- Exercise brief
Output all the material that follows, exactly as given.

-- start Information supplied --

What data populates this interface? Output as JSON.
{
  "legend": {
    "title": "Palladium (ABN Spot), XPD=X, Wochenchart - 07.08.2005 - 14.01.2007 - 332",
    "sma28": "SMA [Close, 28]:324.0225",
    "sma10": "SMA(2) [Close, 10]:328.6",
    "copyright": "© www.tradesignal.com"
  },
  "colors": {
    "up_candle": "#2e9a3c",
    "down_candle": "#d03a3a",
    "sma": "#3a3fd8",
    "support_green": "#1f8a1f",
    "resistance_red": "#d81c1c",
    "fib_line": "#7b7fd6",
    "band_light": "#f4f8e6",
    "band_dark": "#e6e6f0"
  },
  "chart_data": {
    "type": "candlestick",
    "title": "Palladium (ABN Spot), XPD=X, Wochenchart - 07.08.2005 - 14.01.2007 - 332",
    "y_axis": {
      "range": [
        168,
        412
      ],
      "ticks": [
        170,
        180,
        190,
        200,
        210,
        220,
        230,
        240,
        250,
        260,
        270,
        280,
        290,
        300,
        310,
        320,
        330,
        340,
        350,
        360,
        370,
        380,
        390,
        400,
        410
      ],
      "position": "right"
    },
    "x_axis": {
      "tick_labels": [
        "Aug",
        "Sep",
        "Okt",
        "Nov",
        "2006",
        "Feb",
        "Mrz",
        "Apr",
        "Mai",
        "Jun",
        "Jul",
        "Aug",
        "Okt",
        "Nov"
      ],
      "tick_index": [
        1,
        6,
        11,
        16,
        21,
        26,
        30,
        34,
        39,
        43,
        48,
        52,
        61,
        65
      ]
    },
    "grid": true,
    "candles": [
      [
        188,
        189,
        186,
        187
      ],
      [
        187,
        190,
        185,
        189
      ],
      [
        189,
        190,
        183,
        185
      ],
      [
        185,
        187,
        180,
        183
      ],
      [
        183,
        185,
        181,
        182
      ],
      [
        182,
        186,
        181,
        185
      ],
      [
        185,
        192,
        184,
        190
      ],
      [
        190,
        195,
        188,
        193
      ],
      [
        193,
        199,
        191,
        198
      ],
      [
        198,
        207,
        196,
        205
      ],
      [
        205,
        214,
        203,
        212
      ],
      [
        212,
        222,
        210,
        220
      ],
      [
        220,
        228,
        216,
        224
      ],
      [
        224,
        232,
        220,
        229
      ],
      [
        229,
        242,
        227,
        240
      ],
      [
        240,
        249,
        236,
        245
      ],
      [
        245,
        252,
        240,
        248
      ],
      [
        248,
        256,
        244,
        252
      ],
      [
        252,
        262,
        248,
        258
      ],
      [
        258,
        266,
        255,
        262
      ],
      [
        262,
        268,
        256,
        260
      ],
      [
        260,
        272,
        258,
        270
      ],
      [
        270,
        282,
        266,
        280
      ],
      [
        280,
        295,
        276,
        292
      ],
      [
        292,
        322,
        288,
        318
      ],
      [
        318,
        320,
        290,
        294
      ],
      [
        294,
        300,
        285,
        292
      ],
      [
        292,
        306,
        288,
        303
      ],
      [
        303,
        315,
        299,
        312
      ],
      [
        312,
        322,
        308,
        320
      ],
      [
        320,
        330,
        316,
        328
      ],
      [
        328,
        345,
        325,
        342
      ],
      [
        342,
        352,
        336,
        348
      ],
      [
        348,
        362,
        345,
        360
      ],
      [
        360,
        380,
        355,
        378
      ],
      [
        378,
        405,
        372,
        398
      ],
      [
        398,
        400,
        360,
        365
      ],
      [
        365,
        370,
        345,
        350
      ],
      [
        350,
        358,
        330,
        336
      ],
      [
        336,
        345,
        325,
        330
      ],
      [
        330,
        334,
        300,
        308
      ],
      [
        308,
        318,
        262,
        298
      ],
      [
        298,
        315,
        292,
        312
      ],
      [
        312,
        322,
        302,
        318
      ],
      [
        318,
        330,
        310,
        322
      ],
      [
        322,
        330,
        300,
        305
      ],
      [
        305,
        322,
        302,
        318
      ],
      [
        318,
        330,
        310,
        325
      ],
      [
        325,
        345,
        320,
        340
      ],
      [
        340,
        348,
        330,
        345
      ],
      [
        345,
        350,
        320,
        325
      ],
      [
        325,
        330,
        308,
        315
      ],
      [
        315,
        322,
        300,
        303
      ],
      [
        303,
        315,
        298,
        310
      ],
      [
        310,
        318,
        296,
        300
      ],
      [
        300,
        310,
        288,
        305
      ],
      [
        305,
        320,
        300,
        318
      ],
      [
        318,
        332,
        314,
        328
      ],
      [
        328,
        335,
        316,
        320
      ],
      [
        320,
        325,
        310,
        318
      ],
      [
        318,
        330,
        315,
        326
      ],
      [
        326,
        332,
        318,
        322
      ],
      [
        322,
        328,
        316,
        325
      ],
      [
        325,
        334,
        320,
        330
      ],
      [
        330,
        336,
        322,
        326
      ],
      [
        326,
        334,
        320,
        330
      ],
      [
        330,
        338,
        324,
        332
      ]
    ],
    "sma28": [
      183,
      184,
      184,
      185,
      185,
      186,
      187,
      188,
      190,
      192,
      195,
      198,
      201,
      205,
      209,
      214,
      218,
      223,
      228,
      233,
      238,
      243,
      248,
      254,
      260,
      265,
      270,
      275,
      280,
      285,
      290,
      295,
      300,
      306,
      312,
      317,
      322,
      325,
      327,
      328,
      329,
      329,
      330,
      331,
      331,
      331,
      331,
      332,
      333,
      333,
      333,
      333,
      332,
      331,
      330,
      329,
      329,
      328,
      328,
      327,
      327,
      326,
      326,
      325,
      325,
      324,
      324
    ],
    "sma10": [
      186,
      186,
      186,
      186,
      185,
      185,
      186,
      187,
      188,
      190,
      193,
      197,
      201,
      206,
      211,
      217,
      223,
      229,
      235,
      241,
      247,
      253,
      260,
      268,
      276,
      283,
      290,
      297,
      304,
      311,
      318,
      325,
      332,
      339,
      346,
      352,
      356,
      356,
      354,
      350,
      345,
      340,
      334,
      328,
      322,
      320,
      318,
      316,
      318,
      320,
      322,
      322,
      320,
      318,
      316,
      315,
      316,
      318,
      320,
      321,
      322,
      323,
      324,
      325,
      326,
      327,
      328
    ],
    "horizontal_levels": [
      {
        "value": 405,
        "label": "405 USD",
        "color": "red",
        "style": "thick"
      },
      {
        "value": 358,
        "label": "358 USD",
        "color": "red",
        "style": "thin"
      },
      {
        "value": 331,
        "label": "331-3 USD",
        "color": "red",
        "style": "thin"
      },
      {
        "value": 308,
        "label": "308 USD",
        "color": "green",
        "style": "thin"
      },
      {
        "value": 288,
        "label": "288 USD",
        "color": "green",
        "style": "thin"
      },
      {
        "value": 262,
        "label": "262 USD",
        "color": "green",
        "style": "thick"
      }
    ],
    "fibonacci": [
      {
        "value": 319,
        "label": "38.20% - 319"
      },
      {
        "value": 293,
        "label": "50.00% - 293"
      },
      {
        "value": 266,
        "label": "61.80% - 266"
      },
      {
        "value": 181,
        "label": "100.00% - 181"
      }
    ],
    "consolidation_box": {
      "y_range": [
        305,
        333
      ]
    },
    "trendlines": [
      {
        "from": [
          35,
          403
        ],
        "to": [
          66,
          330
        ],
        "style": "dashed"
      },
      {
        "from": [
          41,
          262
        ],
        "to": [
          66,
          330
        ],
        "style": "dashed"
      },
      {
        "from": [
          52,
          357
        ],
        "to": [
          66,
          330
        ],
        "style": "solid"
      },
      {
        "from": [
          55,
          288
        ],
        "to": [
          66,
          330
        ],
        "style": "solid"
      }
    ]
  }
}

-- end Information supplied --

- Exercise response
What data populates this interface? Output as JSON.
{
  "legend": {
    "title": "Palladium (ABN Spot), XPD=X, Wochenchart - 07.08.2005 - 14.01.2007 - 332",
    "sma28": "SMA [Close, 28]:324.0225",
    "sma10": "SMA(2) [Close, 10]:328.6",
    "copyright": "© www.tradesignal.com"
  },
  "colors": {
    "up_candle": "#2e9a3c",
    "down_candle": "#d03a3a",
    "sma": "#3a3fd8",
    "support_green": "#1f8a1f",
    "resistance_red": "#d81c1c",
    "fib_line": "#7b7fd6",
    "band_light": "#f4f8e6",
    "band_dark": "#e6e6f0"
  },
  "chart_data": {
    "type": "candlestick",
    "title": "Palladium (ABN Spot), XPD=X, Wochenchart - 07.08.2005 - 14.01.2007 - 332",
    "y_axis": {
      "range": [
        168,
        412
      ],
      "ticks": [
        170,
        180,
        190,
        200,
        210,
        220,
        230,
        240,
        250,
        260,
        270,
        280,
        290,
        300,
        310,
        320,
        330,
        340,
        350,
        360,
        370,
        380,
        390,
        400,
        410
      ],
      "position": "right"
    },
    "x_axis": {
      "tick_labels": [
        "Aug",
        "Sep",
        "Okt",
        "Nov",
        "2006",
        "Feb",
        "Mrz",
        "Apr",
        "Mai",
        "Jun",
        "Jul",
        "Aug",
        "Okt",
        "Nov"
      ],
      "tick_index": [
        1,
        6,
        11,
        16,
        21,
        26,
        30,
        34,
        39,
        43,
        48,
        52,
        61,
        65
      ]
    },
    "grid": true,
    "candles": [
      [
        188,
        189,
        186,
        187
      ],
      [
        187,
        190,
        185,
        189
      ],
      [
        189,
        190,
        183,
        185
      ],
      [
        185,
        187,
        180,
        183
      ],
      [
        183,
        185,
        181,
        182
      ],
      [
        182,
        186,
        181,
        185
      ],
      [
        185,
        192,
        184,
        190
      ],
      [
        190,
        195,
        188,
        193
      ],
      [
        193,
        199,
        191,
        198
      ],
      [
        198,
        207,
        196,
        205
      ],
      [
        205,
        214,
        203,
        212
      ],
      [
        212,
        222,
        210,
        220
      ],
      [
        220,
        228,
        216,
        224
      ],
      [
        224,
        232,
        220,
        229
      ],
      [
        229,
        242,
        227,
        240
      ],
      [
        240,
        249,
        236,
        245
      ],
      [
        245,
        252,
        240,
        248
      ],
      [
        248,
        256,
        244,
        252
      ],
      [
        252,
        262,
        248,
        258
      ],
      [
        258,
        266,
        255,
        262
      ],
      [
        262,
        268,
        256,
        260
      ],
      [
        260,
        272,
        258,
        270
      ],
      [
        270,
        282,
        266,
        280
      ],
      [
        280,
        295,
        276,
        292
      ],
      [
        292,
        322,
        288,
        318
      ],
      [
        318,
        320,
        290,
        294
      ],
      [
        294,
        300,
        285,
        292
      ],
      [
        292,
        306,
        288,
        303
      ],
      [
        303,
        315,
        299,
        312
      ],
      [
        312,
        322,
        308,
        320
      ],
      [
        320,
        330,
        316,
        328
      ],
      [
        328,
        345,
        325,
        342
      ],
      [
        342,
        352,
        336,
        348
      ],
      [
        348,
        362,
        345,
        360
      ],
      [
        360,
        380,
        355,
        378
      ],
      [
        378,
        405,
        372,
        398
      ],
      [
        398,
        400,
        360,
        365
      ],
      [
        365,
        370,
        345,
        350
      ],
      [
        350,
        358,
        330,
        336
      ],
      [
        336,
        345,
        325,
        330
      ],
      [
        330,
        334,
        300,
        308
      ],
      [
        308,
        318,
        262,
        298
      ],
      [
        298,
        315,
        292,
        312
      ],
      [
        312,
        322,
        302,
        318
      ],
      [
        318,
        330,
        310,
        322
      ],
      [
        322,
        330,
        300,
        305
      ],
      [
        305,
        322,
        302,
        318
      ],
      [
        318,
        330,
        310,
        325
      ],
      [
        325,
        345,
        320,
        340
      ],
      [
        340,
        348,
        330,
        345
      ],
      [
        345,
        350,
        320,
        325
      ],
      [
        325,
        330,
        308,
        315
      ],
      [
        315,
        322,
        300,
        303
      ],
      [
        303,
        315,
        298,
        310
      ],
      [
        310,
        318,
        296,
        300
      ],
      [
        300,
        310,
        288,
        305
      ],
      [
        305,
        320,
        300,
        318
      ],
      [
        318,
        332,
        314,
        328
      ],
      [
        328,
        335,
        316,
        320
      ],
      [
        320,
        325,
        310,
        318
      ],
      [
        318,
        330,
        315,
        326
      ],
      [
        326,
        332,
        318,
        322
      ],
      [
        322,
        328,
        316,
        325
      ],
      [
        325,
        334,
        320,
        330
      ],
      [
        330,
        336,
        322,
        326
      ],
      [
        326,
        334,
        320,
        330
      ],
      [
        330,
        338,
        324,
        332
      ]
    ],
    "sma28": [
      183,
      184,
      184,
      185,
      185,
      186,
      187,
      188,
      190,
      192,
      195,
      198,
      201,
      205,
      209,
      214,
      218,
      223,
      228,
      233,
      238,
      243,
      248,
      254,
      260,
      265,
      270,
      275,
      280,
      285,
      290,
      295,
      300,
      306,
      312,
      317,
      322,
      325,
      327,
      328,
      329,
      329,
      330,
      331,
      331,
      331,
      331,
      332,
      333,
      333,
      333,
      333,
      332,
      331,
      330,
      329,
      329,
      328,
      328,
      327,
      327,
      326,
      326,
      325,
      325,
      324,
      324
    ],
    "sma10": [
      186,
      186,
      186,
      186,
      185,
      185,
      186,
      187,
      188,
      190,
      193,
      197,
      201,
      206,
      211,
      217,
      223,
      229,
      235,
      241,
      247,
      253,
      260,
      268,
      276,
      283,
      290,
      297,
      304,
      311,
      318,
      325,
      332,
      339,
      346,
      352,
      356,
      356,
      354,
      350,
      345,
      340,
      334,
      328,
      322,
      320,
      318,
      316,
      318,
      320,
      322,
      322,
      320,
      318,
      316,
      315,
      316,
      318,
      320,
      321,
      322,
      323,
      324,
      325,
      326,
      327,
      328
    ],
    "horizontal_levels": [
      {
        "value": 405,
        "label": "405 USD",
        "color": "red",
        "style": "thick"
      },
      {
        "value": 358,
        "label": "358 USD",
        "color": "red",
        "style": "thin"
      },
      {
        "value": 331,
        "label": "331-3 USD",
        "color": "red",
        "style": "thin"
      },
      {
        "value": 308,
        "label": "308 USD",
        "color": "green",
        "style": "thin"
      },
      {
        "value": 288,
        "label": "288 USD",
        "color": "green",
        "style": "thin"
      },
      {
        "value": 262,
        "label": "262 USD",
        "color": "green",
        "style": "thick"
      }
    ],
    "fibonacci": [
      {
        "value": 319,
        "label": "38.20% - 319"
      },
      {
        "value": 293,
        "label": "50.00% - 293"
      },
      {
        "value": 266,
        "label": "61.80% - 266"
      },
      {
        "value": 181,
        "label": "100.00% - 181"
      }
    ],
    "consolidation_box": {
      "y_range": [
        305,
        333
      ]
    },
    "trendlines": [
      {
        "from": [
          35,
          403
        ],
        "to": [
          66,
          330
        ],
        "style": "dashed"
      },
      {
        "from": [
          41,
          262
        ],
        "to": [
          66,
          330
        ],
        "style": "dashed"
      },
      {
        "from": [
          52,
          357
        ],
        "to": [
          66,
          330
        ],
        "style": "solid"
      },
      {
        "from": [
          55,
          288
        ],
        "to": [
          66,
          330
        ],
        "style": "solid"
      }
    ]
  }
}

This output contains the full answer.